[Records from a data source]
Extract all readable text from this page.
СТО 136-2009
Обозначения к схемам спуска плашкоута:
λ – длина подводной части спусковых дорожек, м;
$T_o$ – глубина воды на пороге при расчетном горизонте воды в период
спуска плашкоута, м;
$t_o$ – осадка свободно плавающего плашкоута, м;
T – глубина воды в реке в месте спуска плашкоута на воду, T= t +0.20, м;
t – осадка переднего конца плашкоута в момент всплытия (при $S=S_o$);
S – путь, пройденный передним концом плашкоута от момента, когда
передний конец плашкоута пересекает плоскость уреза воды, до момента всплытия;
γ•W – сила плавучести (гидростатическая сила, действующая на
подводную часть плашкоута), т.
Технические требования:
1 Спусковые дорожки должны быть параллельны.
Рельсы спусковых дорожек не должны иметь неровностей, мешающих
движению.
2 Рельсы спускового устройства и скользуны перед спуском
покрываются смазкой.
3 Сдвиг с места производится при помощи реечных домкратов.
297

Objective:
In the listing above, count each line that holds the string "осадка". Give the number only.

Expected output:
2